Written problem
Locate all lines with the word "screenshot" and copy them out.

Input material
◇ ◇ ◇

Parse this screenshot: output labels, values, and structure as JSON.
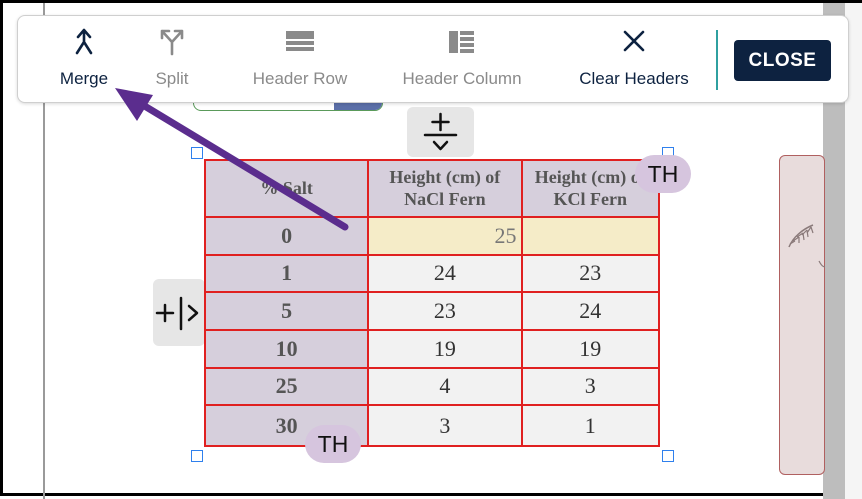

◇ ◇ ◇

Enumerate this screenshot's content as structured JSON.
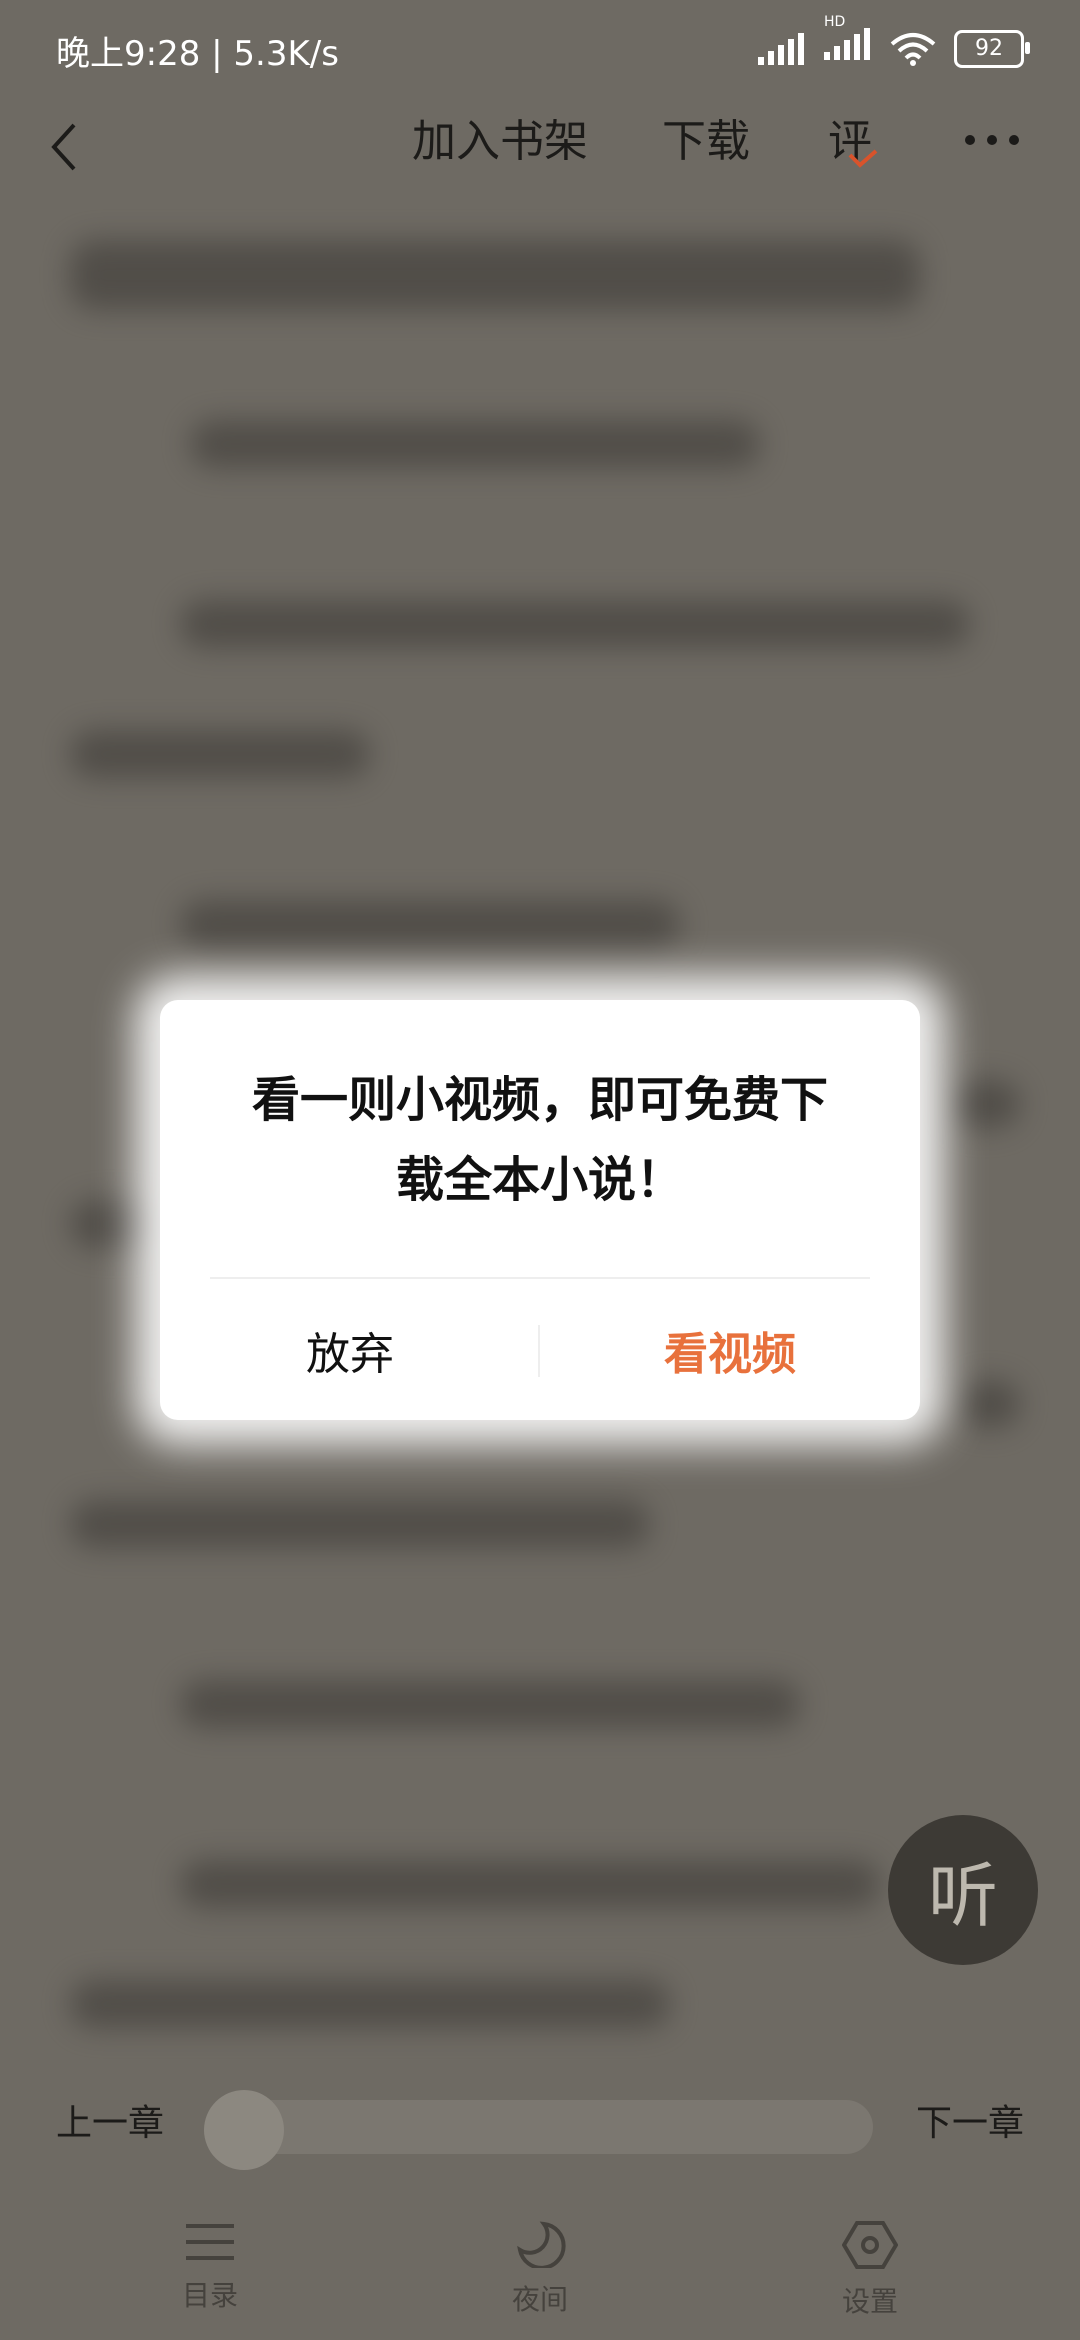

◇ ◇ ◇

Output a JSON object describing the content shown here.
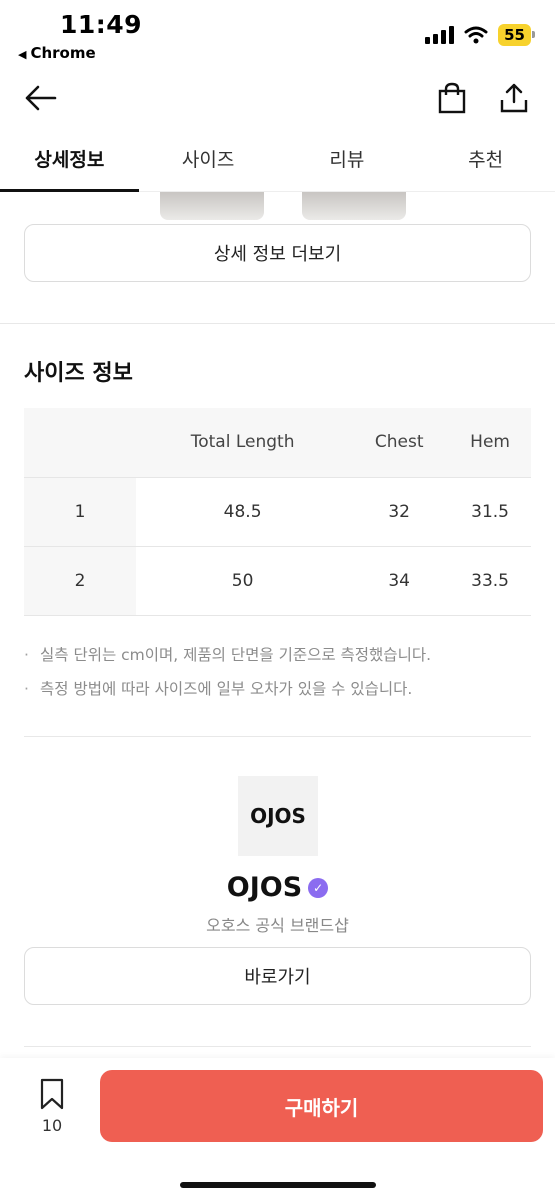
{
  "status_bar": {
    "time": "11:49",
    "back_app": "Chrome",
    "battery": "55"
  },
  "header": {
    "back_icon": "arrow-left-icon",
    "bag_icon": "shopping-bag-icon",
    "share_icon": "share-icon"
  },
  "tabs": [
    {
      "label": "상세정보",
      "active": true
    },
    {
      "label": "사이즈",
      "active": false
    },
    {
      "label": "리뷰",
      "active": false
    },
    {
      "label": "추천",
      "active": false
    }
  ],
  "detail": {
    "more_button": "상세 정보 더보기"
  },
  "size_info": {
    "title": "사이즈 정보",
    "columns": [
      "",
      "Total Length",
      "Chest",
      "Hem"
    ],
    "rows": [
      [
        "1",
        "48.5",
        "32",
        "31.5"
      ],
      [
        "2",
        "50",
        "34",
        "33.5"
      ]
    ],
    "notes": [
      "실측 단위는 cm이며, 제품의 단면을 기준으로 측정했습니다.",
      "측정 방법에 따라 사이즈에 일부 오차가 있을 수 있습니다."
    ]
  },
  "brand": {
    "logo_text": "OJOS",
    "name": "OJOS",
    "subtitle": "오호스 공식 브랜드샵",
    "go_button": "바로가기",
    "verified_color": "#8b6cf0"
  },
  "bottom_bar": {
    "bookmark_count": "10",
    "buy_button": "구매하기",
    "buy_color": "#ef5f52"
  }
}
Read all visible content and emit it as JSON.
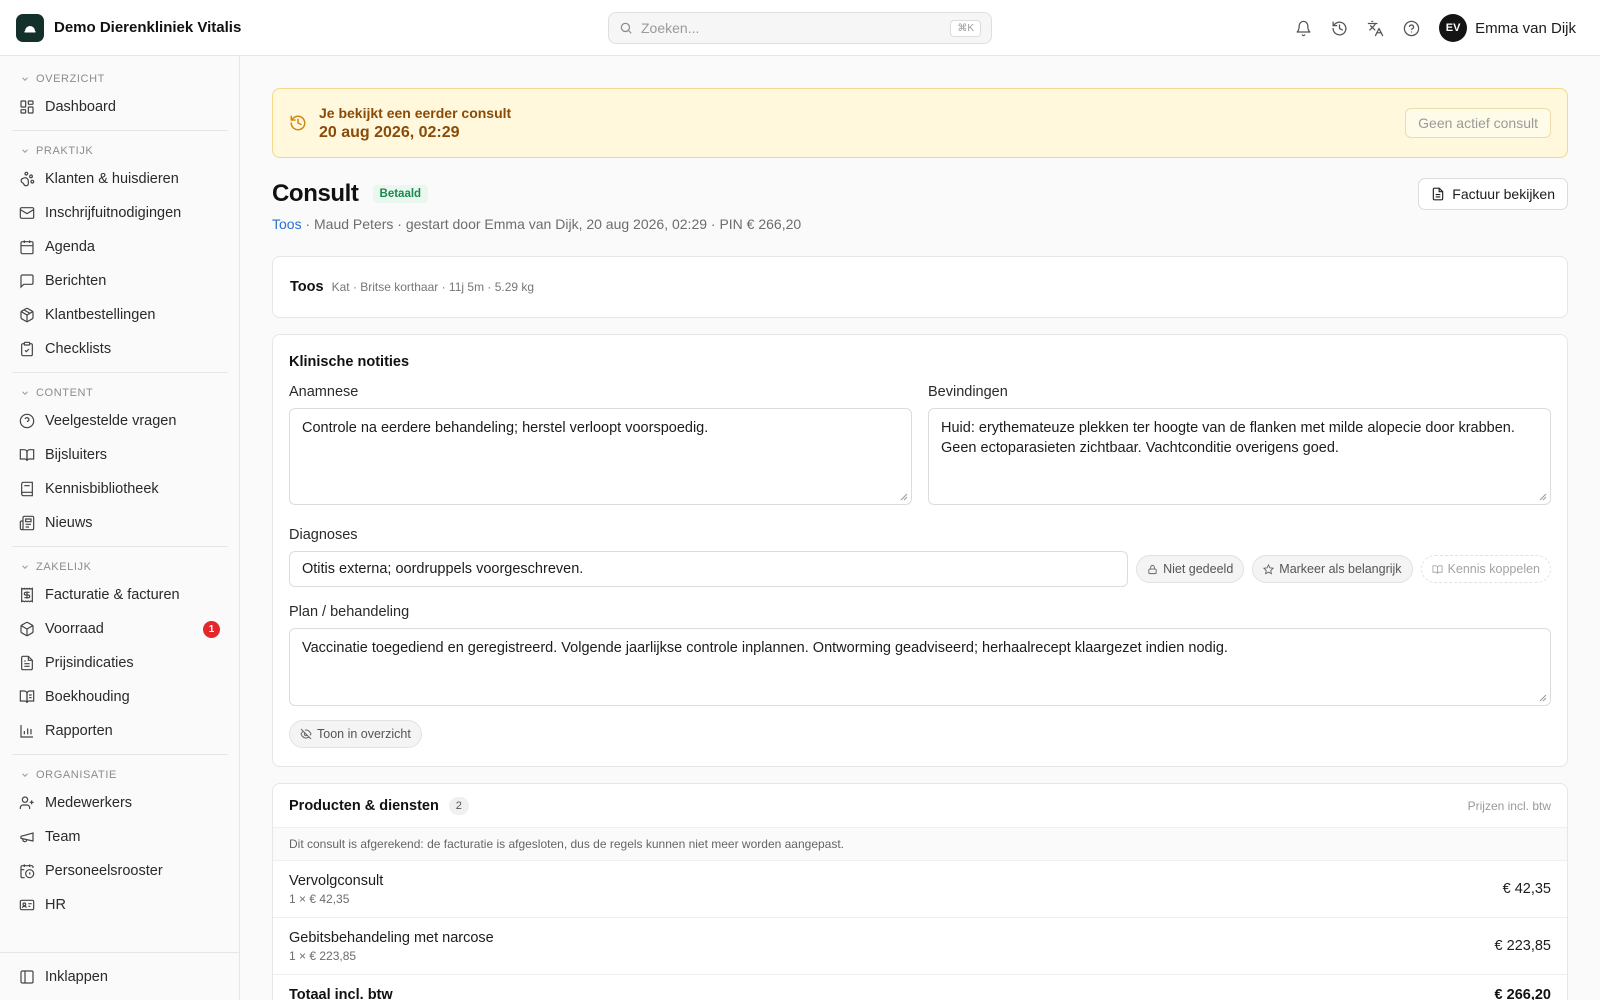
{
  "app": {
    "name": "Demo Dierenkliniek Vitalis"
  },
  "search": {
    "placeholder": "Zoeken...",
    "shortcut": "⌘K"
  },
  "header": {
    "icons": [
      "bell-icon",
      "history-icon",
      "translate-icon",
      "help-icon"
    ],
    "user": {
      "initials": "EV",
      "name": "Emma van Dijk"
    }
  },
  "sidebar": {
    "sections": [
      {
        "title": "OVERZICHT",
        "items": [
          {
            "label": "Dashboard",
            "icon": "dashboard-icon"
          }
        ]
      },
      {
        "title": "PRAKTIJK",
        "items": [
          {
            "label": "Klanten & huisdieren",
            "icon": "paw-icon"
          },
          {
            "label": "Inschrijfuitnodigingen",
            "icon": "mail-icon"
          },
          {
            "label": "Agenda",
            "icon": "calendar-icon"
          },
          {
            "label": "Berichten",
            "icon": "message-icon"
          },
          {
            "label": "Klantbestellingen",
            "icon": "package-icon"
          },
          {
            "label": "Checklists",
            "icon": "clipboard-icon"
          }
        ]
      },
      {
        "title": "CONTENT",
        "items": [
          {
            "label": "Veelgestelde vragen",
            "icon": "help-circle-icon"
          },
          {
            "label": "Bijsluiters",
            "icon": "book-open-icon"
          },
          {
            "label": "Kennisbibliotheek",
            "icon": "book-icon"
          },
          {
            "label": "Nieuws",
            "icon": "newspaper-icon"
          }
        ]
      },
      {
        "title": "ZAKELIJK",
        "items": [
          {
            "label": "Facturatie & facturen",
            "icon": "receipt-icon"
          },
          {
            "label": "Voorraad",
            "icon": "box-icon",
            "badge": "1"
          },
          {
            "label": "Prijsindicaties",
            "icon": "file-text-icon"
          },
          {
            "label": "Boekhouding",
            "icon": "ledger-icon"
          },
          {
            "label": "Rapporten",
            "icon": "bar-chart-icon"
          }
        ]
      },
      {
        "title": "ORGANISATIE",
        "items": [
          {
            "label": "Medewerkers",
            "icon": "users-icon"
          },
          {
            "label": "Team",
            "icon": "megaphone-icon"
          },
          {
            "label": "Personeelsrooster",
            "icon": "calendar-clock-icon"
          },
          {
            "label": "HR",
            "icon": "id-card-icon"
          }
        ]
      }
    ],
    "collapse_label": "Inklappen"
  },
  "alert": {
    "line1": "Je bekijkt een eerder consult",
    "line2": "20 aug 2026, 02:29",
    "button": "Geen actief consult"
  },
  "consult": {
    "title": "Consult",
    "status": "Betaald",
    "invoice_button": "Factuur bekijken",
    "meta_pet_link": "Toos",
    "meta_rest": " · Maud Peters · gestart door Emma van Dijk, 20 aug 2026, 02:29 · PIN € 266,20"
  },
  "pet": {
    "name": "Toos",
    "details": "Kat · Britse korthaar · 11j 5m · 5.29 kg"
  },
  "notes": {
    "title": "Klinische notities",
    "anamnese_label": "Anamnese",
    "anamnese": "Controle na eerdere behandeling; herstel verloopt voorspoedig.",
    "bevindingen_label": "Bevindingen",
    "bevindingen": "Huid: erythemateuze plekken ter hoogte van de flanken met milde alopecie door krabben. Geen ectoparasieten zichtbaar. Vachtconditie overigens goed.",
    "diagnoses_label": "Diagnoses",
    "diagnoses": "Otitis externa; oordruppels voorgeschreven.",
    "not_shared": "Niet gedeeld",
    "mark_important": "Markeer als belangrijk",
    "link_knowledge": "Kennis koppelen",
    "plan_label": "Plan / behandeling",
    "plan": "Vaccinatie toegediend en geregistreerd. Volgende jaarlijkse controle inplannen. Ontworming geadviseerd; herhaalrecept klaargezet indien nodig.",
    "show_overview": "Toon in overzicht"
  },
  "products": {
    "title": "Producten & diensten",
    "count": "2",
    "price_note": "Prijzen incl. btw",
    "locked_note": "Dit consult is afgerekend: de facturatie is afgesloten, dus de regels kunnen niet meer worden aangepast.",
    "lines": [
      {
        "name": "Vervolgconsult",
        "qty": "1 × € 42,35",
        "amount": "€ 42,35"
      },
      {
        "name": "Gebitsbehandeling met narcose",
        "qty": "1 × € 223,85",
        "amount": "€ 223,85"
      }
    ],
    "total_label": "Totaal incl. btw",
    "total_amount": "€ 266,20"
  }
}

◇ ◇ ◇

Final answer
Parse this screenshot: output labels, values, and structure as JSON.
Enumerate this screenshot's content as structured JSON.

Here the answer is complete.